── SUPPLIED RECORDS ──

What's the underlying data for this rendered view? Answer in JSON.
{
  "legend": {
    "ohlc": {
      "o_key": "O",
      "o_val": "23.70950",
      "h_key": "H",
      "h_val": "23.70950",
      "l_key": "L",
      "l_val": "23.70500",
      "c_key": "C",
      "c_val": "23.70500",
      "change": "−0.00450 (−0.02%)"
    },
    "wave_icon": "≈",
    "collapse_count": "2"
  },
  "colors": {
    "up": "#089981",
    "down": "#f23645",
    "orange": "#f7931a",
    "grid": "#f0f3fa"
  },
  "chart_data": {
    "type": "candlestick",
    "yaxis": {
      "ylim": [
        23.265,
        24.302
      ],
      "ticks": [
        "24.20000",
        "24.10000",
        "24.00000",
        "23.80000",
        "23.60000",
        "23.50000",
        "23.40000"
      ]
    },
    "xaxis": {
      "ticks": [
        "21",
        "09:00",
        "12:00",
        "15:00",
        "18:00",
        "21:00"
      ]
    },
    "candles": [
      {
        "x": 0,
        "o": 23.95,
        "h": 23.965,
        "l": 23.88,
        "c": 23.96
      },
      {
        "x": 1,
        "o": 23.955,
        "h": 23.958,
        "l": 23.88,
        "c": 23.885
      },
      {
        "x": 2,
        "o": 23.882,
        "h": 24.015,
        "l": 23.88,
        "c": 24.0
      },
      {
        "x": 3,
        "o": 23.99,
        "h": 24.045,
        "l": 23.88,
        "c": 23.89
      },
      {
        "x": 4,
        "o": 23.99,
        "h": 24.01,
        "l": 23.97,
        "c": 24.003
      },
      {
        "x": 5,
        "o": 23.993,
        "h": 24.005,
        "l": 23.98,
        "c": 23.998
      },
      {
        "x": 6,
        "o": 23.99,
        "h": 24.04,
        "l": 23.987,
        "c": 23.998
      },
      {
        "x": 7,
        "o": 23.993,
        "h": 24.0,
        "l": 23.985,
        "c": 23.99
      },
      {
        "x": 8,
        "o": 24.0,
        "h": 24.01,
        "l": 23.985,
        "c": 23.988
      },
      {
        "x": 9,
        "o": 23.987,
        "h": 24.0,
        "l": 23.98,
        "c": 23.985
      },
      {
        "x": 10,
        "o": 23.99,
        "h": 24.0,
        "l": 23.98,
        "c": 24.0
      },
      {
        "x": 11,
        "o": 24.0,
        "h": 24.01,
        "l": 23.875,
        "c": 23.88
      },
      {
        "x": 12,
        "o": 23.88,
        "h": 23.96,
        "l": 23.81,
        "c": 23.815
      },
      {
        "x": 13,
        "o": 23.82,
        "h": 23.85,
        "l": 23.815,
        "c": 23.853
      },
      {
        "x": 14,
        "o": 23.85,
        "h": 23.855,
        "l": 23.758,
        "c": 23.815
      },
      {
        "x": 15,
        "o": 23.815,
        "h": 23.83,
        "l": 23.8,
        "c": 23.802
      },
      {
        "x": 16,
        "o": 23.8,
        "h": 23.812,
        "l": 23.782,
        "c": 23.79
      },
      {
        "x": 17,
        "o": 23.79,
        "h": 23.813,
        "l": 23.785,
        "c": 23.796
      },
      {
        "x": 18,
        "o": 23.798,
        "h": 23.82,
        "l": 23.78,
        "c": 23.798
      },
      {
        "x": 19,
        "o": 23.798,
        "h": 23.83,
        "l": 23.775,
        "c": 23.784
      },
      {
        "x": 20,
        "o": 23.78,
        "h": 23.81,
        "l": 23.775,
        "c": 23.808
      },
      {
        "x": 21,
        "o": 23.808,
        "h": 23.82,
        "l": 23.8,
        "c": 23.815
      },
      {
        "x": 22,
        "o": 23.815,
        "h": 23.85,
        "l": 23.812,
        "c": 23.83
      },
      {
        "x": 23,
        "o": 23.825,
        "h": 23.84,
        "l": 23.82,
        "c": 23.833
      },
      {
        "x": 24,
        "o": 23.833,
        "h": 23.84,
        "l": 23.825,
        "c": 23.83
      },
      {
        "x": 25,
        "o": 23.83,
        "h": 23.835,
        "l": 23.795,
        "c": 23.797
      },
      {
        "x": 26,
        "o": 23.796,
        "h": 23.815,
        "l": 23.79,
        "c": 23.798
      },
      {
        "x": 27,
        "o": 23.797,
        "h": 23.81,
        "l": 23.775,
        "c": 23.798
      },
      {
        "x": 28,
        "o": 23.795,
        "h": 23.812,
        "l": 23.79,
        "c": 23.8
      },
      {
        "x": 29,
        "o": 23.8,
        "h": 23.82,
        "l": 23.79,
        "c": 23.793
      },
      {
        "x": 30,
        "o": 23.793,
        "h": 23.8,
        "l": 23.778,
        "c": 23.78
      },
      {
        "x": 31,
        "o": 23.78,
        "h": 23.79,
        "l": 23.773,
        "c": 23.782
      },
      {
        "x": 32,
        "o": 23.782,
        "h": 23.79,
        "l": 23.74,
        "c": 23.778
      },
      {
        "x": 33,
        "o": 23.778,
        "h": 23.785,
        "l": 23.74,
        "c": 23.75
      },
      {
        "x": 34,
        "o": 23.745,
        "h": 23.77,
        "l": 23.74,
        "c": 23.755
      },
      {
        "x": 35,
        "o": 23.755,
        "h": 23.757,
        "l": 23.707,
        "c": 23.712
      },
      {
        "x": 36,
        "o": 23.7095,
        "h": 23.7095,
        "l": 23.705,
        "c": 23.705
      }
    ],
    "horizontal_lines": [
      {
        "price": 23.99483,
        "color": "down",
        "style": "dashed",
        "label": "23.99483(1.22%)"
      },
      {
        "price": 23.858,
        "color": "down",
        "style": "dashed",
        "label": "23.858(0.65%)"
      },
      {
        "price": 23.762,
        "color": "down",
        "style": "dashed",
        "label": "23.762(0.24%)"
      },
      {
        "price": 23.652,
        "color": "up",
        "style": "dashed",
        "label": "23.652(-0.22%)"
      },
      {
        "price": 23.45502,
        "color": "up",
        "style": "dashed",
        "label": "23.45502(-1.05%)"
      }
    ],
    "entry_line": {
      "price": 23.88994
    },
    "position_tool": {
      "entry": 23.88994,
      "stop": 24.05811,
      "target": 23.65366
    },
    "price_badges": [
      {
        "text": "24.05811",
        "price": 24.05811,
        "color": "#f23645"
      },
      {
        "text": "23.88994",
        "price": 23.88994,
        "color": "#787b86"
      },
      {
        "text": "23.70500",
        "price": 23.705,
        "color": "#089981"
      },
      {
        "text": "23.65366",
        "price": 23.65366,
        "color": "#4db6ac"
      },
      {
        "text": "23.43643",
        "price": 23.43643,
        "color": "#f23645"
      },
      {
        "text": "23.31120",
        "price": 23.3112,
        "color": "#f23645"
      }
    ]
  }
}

───

* [EXERCISE]: Extract the complete listing above, reproducing each line exactly.

* [COMPLETE OUTPUT]:
What's the underlying data for this rendered view? Answer in JSON.
{
  "legend": {
    "ohlc": {
      "o_key": "O",
      "o_val": "23.70950",
      "h_key": "H",
      "h_val": "23.70950",
      "l_key": "L",
      "l_val": "23.70500",
      "c_key": "C",
      "c_val": "23.70500",
      "change": "−0.00450 (−0.02%)"
    },
    "wave_icon": "≈",
    "collapse_count": "2"
  },
  "colors": {
    "up": "#089981",
    "down": "#f23645",
    "orange": "#f7931a",
    "grid": "#f0f3fa"
  },
  "chart_data": {
    "type": "candlestick",
    "yaxis": {
      "ylim": [
        23.265,
        24.302
      ],
      "ticks": [
        "24.20000",
        "24.10000",
        "24.00000",
        "23.80000",
        "23.60000",
        "23.50000",
        "23.40000"
      ]
    },
    "xaxis": {
      "ticks": [
        "21",
        "09:00",
        "12:00",
        "15:00",
        "18:00",
        "21:00"
      ]
    },
    "candles": [
      {
        "x": 0,
        "o": 23.95,
        "h": 23.965,
        "l": 23.88,
        "c": 23.96
      },
      {
        "x": 1,
        "o": 23.955,
        "h": 23.958,
        "l": 23.88,
        "c": 23.885
      },
      {
        "x": 2,
        "o": 23.882,
        "h": 24.015,
        "l": 23.88,
        "c": 24.0
      },
      {
        "x": 3,
        "o": 23.99,
        "h": 24.045,
        "l": 23.88,
        "c": 23.89
      },
      {
        "x": 4,
        "o": 23.99,
        "h": 24.01,
        "l": 23.97,
        "c": 24.003
      },
      {
        "x": 5,
        "o": 23.993,
        "h": 24.005,
        "l": 23.98,
        "c": 23.998
      },
      {
        "x": 6,
        "o": 23.99,
        "h": 24.04,
        "l": 23.987,
        "c": 23.998
      },
      {
        "x": 7,
        "o": 23.993,
        "h": 24.0,
        "l": 23.985,
        "c": 23.99
      },
      {
        "x": 8,
        "o": 24.0,
        "h": 24.01,
        "l": 23.985,
        "c": 23.988
      },
      {
        "x": 9,
        "o": 23.987,
        "h": 24.0,
        "l": 23.98,
        "c": 23.985
      },
      {
        "x": 10,
        "o": 23.99,
        "h": 24.0,
        "l": 23.98,
        "c": 24.0
      },
      {
        "x": 11,
        "o": 24.0,
        "h": 24.01,
        "l": 23.875,
        "c": 23.88
      },
      {
        "x": 12,
        "o": 23.88,
        "h": 23.96,
        "l": 23.81,
        "c": 23.815
      },
      {
        "x": 13,
        "o": 23.82,
        "h": 23.85,
        "l": 23.815,
        "c": 23.853
      },
      {
        "x": 14,
        "o": 23.85,
        "h": 23.855,
        "l": 23.758,
        "c": 23.815
      },
      {
        "x": 15,
        "o": 23.815,
        "h": 23.83,
        "l": 23.8,
        "c": 23.802
      },
      {
        "x": 16,
        "o": 23.8,
        "h": 23.812,
        "l": 23.782,
        "c": 23.79
      },
      {
        "x": 17,
        "o": 23.79,
        "h": 23.813,
        "l": 23.785,
        "c": 23.796
      },
      {
        "x": 18,
        "o": 23.798,
        "h": 23.82,
        "l": 23.78,
        "c": 23.798
      },
      {
        "x": 19,
        "o": 23.798,
        "h": 23.83,
        "l": 23.775,
        "c": 23.784
      },
      {
        "x": 20,
        "o": 23.78,
        "h": 23.81,
        "l": 23.775,
        "c": 23.808
      },
      {
        "x": 21,
        "o": 23.808,
        "h": 23.82,
        "l": 23.8,
        "c": 23.815
      },
      {
        "x": 22,
        "o": 23.815,
        "h": 23.85,
        "l": 23.812,
        "c": 23.83
      },
      {
        "x": 23,
        "o": 23.825,
        "h": 23.84,
        "l": 23.82,
        "c": 23.833
      },
      {
        "x": 24,
        "o": 23.833,
        "h": 23.84,
        "l": 23.825,
        "c": 23.83
      },
      {
        "x": 25,
        "o": 23.83,
        "h": 23.835,
        "l": 23.795,
        "c": 23.797
      },
      {
        "x": 26,
        "o": 23.796,
        "h": 23.815,
        "l": 23.79,
        "c": 23.798
      },
      {
        "x": 27,
        "o": 23.797,
        "h": 23.81,
        "l": 23.775,
        "c": 23.798
      },
      {
        "x": 28,
        "o": 23.795,
        "h": 23.812,
        "l": 23.79,
        "c": 23.8
      },
      {
        "x": 29,
        "o": 23.8,
        "h": 23.82,
        "l": 23.79,
        "c": 23.793
      },
      {
        "x": 30,
        "o": 23.793,
        "h": 23.8,
        "l": 23.778,
        "c": 23.78
      },
      {
        "x": 31,
        "o": 23.78,
        "h": 23.79,
        "l": 23.773,
        "c": 23.782
      },
      {
        "x": 32,
        "o": 23.782,
        "h": 23.79,
        "l": 23.74,
        "c": 23.778
      },
      {
        "x": 33,
        "o": 23.778,
        "h": 23.785,
        "l": 23.74,
        "c": 23.75
      },
      {
        "x": 34,
        "o": 23.745,
        "h": 23.77,
        "l": 23.74,
        "c": 23.755
      },
      {
        "x": 35,
        "o": 23.755,
        "h": 23.757,
        "l": 23.707,
        "c": 23.712
      },
      {
        "x": 36,
        "o": 23.7095,
        "h": 23.7095,
        "l": 23.705,
        "c": 23.705
      }
    ],
    "horizontal_lines": [
      {
        "price": 23.99483,
        "color": "down",
        "style": "dashed",
        "label": "23.99483(1.22%)"
      },
      {
        "price": 23.858,
        "color": "down",
        "style": "dashed",
        "label": "23.858(0.65%)"
      },
      {
        "price": 23.762,
        "color": "down",
        "style": "dashed",
        "label": "23.762(0.24%)"
      },
      {
        "price": 23.652,
        "color": "up",
        "style": "dashed",
        "label": "23.652(-0.22%)"
      },
      {
        "price": 23.45502,
        "color": "up",
        "style": "dashed",
        "label": "23.45502(-1.05%)"
      }
    ],
    "entry_line": {
      "price": 23.88994
    },
    "position_tool": {
      "entry": 23.88994,
      "stop": 24.05811,
      "target": 23.65366
    },
    "price_badges": [
      {
        "text": "24.05811",
        "price": 24.05811,
        "color": "#f23645"
      },
      {
        "text": "23.88994",
        "price": 23.88994,
        "color": "#787b86"
      },
      {
        "text": "23.70500",
        "price": 23.705,
        "color": "#089981"
      },
      {
        "text": "23.65366",
        "price": 23.65366,
        "color": "#4db6ac"
      },
      {
        "text": "23.43643",
        "price": 23.43643,
        "color": "#f23645"
      },
      {
        "text": "23.31120",
        "price": 23.3112,
        "color": "#f23645"
      }
    ]
  }
}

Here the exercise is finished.